▶ _Material provided_:

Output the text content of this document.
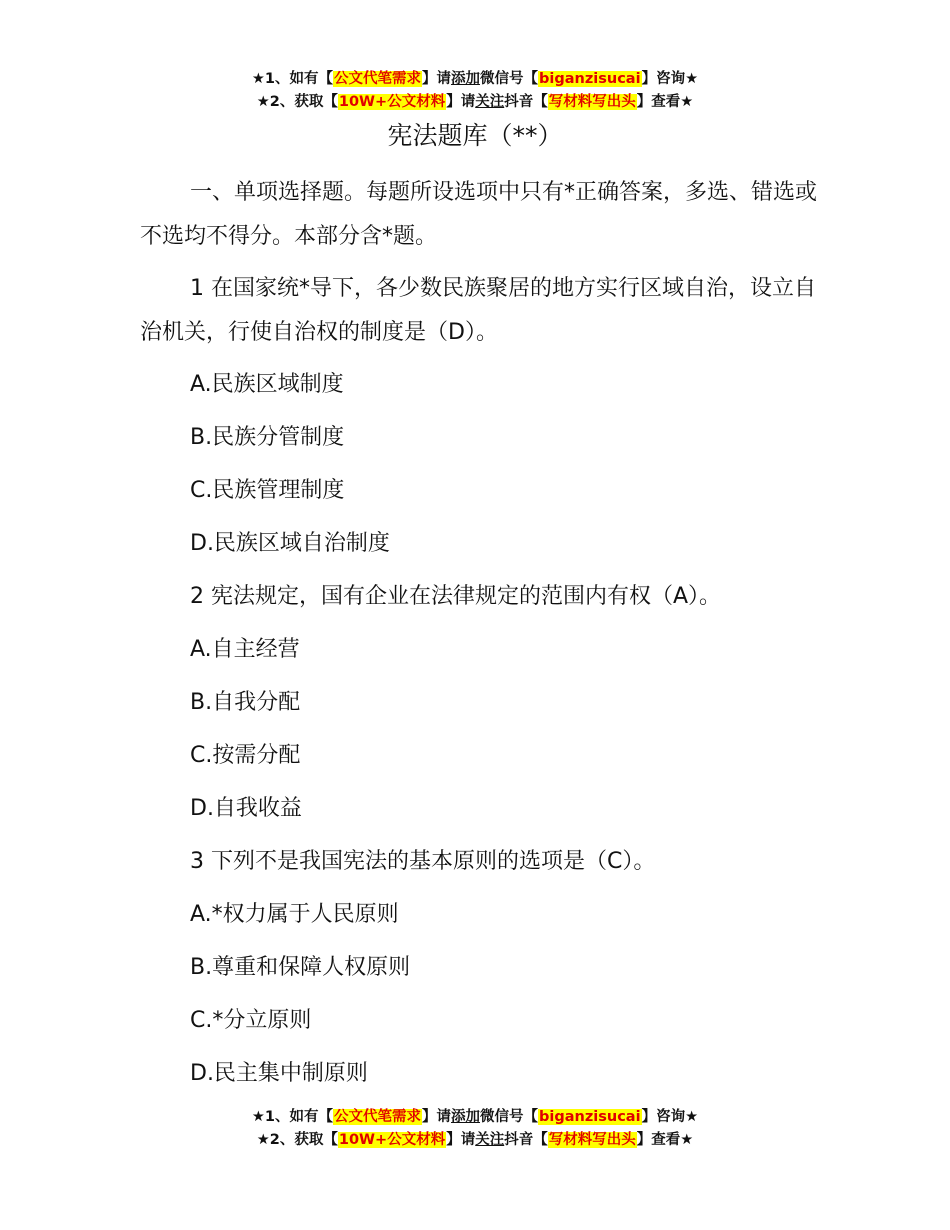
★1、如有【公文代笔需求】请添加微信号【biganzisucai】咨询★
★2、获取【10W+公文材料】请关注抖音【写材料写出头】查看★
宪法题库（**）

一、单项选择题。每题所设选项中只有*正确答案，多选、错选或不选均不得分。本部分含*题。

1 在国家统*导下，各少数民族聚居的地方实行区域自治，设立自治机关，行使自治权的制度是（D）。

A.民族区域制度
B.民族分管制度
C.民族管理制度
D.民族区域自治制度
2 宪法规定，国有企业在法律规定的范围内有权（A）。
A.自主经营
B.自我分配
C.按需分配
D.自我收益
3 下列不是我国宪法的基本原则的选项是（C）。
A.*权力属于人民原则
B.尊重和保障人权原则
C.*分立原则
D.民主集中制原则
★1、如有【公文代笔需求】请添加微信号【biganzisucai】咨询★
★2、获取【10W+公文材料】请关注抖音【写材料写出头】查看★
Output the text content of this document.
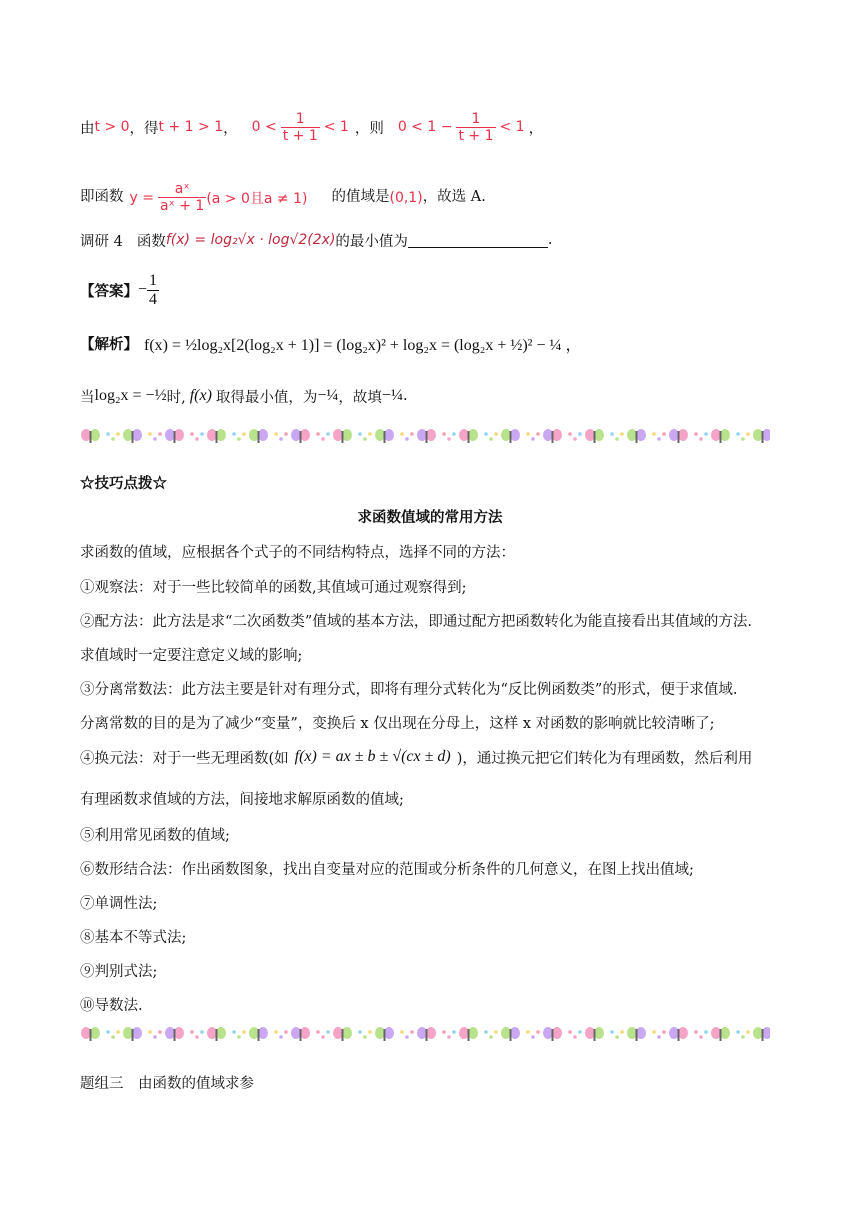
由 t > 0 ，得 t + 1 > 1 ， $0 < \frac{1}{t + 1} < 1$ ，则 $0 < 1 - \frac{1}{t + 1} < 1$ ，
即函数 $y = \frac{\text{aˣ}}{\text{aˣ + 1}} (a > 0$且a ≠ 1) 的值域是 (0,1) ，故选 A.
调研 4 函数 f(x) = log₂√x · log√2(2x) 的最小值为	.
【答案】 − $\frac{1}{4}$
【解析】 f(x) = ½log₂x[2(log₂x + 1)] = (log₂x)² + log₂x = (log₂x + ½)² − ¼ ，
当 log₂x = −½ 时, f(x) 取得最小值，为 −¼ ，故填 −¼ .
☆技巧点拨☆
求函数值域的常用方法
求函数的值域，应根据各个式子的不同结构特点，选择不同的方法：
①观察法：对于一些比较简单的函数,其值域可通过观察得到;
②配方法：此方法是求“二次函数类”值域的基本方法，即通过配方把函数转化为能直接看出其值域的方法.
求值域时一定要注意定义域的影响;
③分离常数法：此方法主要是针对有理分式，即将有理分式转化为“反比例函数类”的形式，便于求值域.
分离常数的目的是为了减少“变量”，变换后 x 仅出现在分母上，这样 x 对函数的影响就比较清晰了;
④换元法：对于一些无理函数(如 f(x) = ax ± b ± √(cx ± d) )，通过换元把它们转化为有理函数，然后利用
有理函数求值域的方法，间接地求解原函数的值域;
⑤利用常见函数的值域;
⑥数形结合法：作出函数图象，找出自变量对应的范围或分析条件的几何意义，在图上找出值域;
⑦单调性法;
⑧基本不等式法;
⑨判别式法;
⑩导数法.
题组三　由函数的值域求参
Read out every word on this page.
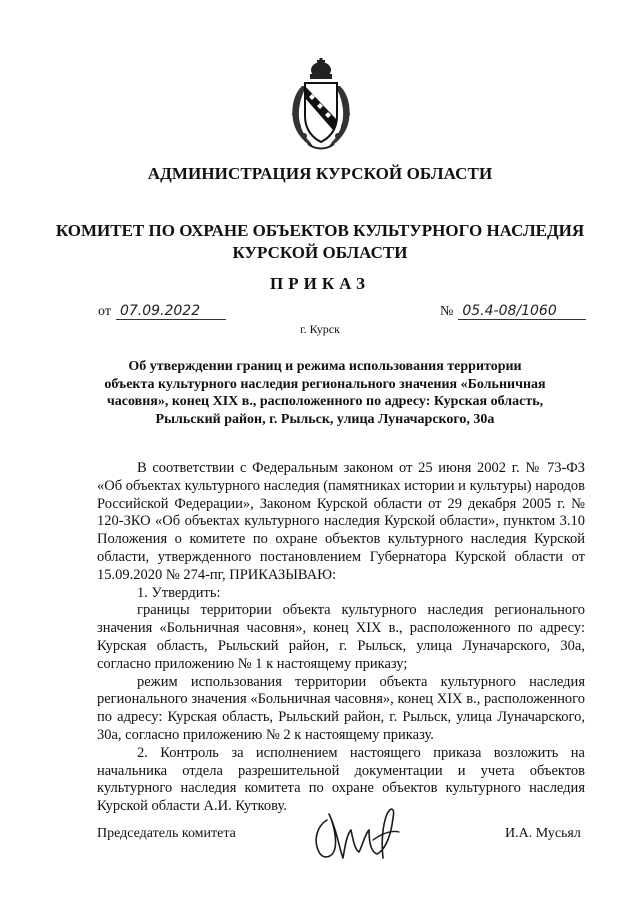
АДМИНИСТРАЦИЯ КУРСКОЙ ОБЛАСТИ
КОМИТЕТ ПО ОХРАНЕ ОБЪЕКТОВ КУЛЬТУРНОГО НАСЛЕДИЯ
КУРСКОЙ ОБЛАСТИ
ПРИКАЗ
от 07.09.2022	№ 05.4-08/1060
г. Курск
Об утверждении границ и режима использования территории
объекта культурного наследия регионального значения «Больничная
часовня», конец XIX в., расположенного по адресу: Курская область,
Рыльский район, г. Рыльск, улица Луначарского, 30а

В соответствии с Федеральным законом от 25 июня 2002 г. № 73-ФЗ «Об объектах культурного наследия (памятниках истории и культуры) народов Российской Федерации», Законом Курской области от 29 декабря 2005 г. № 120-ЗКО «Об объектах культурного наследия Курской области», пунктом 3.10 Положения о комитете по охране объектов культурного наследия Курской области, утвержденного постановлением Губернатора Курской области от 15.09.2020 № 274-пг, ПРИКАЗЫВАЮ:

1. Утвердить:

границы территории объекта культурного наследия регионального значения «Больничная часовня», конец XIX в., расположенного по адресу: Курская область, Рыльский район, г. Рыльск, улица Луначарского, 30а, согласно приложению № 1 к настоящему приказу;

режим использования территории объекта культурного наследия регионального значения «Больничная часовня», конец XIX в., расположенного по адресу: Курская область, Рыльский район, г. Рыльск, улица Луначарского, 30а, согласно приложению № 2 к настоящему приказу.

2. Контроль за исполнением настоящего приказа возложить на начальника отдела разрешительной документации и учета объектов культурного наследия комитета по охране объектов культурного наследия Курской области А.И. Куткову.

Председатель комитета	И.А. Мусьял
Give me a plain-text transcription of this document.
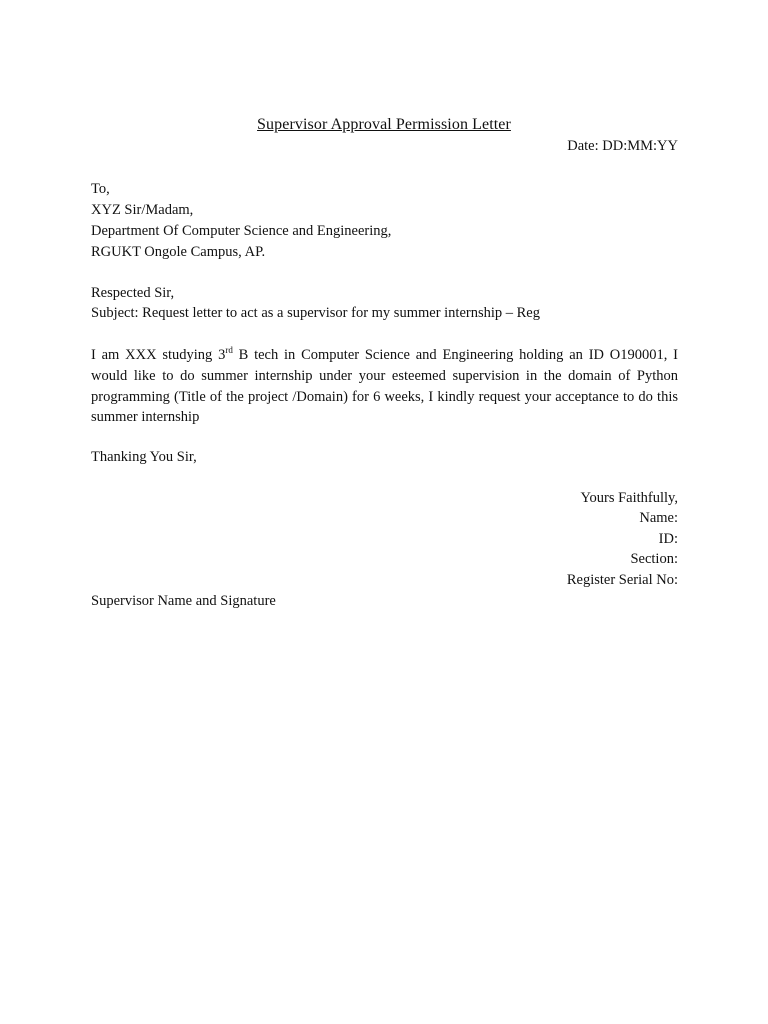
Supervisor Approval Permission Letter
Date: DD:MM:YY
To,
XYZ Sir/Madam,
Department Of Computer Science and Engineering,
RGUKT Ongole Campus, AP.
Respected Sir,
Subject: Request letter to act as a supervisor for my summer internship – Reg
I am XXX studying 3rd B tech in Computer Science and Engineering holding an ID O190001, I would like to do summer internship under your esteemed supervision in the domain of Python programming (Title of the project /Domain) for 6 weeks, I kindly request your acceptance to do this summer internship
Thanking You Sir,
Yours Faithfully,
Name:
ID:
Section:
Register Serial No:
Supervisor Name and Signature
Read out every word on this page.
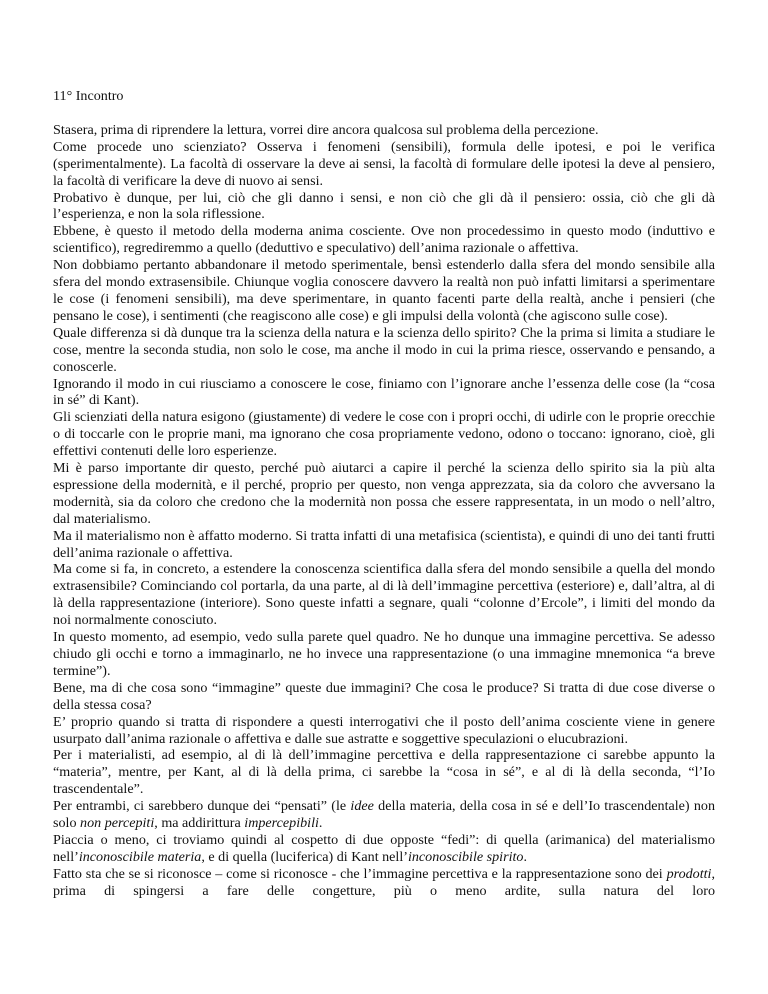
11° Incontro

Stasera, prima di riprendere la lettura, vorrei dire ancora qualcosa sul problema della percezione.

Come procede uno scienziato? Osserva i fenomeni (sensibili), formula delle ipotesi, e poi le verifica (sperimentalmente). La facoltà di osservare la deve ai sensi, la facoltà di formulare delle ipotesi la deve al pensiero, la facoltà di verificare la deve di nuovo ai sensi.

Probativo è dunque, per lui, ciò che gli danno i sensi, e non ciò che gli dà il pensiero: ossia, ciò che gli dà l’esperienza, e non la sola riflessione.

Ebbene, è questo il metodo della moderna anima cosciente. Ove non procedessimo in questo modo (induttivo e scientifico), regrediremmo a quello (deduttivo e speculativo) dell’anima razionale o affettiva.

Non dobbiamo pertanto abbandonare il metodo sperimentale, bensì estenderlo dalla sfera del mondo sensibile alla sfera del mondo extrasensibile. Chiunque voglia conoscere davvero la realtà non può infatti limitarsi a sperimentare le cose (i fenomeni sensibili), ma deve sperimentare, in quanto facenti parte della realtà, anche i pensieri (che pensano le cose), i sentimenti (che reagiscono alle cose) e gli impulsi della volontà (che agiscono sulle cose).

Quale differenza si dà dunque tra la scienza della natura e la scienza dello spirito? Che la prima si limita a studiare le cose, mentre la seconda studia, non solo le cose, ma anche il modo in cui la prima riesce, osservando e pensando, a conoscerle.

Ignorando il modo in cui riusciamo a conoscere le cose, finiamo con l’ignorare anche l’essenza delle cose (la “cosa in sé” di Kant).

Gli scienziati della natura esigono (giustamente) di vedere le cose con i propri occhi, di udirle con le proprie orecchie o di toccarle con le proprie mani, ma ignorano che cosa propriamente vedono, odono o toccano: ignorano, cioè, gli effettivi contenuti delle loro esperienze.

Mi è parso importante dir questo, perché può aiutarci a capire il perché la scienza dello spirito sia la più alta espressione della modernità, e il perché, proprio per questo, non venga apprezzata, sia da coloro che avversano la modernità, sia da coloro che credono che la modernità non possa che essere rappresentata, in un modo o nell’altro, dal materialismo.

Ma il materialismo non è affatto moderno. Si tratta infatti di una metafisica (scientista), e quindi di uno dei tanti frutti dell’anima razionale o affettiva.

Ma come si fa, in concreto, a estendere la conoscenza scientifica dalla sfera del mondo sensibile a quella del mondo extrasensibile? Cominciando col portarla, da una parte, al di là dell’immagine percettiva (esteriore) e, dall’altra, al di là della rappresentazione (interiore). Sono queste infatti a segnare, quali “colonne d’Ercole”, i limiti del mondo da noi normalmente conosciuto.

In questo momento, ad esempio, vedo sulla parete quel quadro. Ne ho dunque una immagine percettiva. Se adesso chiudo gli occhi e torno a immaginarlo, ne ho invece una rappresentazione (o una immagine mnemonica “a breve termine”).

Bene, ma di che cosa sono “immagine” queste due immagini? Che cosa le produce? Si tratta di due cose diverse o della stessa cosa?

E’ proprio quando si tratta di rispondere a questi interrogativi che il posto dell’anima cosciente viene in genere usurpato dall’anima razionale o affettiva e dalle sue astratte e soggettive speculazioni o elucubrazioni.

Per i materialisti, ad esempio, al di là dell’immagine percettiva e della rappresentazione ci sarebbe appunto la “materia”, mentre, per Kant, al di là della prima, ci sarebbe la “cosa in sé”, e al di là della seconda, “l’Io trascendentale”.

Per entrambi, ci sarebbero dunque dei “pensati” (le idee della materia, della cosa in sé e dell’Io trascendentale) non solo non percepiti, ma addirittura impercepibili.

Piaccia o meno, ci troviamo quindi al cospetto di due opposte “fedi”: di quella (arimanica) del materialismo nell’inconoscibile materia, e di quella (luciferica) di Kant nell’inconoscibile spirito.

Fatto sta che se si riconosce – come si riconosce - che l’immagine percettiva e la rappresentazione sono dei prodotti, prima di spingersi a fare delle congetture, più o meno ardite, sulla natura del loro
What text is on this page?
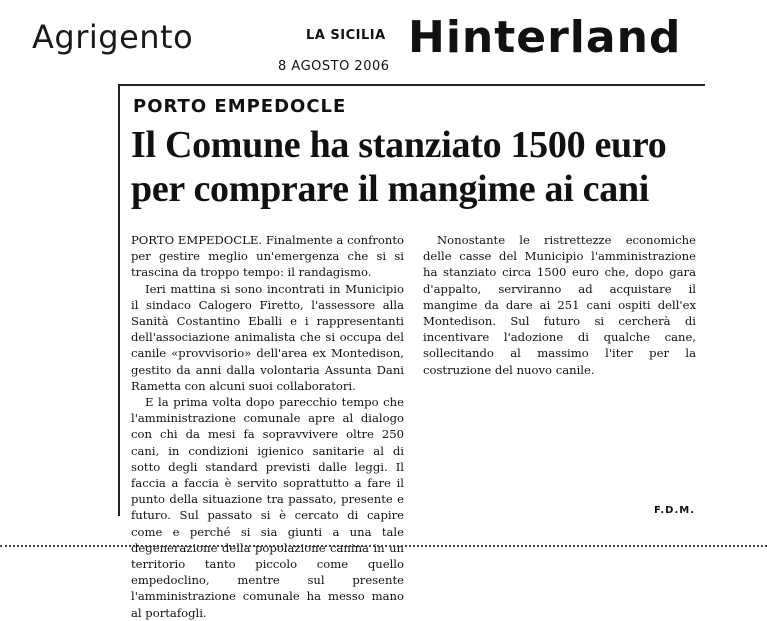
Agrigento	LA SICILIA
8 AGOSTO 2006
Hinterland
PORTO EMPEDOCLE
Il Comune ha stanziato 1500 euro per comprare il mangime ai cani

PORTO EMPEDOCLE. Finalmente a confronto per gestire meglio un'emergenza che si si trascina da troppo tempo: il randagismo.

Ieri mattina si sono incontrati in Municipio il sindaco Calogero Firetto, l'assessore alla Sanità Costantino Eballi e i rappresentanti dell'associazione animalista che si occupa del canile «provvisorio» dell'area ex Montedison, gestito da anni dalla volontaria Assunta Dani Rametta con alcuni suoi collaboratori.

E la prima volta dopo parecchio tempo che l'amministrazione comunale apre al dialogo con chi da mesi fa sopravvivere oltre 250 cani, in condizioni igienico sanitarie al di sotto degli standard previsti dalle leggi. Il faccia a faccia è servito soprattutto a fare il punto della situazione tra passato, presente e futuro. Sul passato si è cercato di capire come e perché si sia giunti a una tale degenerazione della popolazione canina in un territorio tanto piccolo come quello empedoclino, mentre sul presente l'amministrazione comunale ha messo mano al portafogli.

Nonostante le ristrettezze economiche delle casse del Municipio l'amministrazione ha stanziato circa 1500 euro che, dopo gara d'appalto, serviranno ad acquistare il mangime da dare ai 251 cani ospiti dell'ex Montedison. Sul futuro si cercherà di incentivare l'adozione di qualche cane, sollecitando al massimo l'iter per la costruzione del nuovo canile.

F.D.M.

▶ _What is expected_:
Identify the lines of the data that contain the word "sensibili". Copy each of them.

▶ _Result_:
Come procede uno scienziato? Osserva i fenomeni (sensibili), formula delle ipotesi, e poi le verifica (sperimentalmente). La facoltà di osservare la deve ai sensi, la facoltà di formulare delle ipotesi la deve al pensiero, la facoltà di verificare la deve di nuovo ai sensi.
Non dobbiamo pertanto abbandonare il metodo sperimentale, bensì estenderlo dalla sfera del mondo sensibile alla sfera del mondo extrasensibile. Chiunque voglia conoscere davvero la realtà non può infatti limitarsi a sperimentare le cose (i fenomeni sensibili), ma deve sperimentare, in quanto facenti parte della realtà, anche i pensieri (che pensano le cose), i sentimenti (che reagiscono alle cose) e gli impulsi della volontà (che agiscono sulle cose).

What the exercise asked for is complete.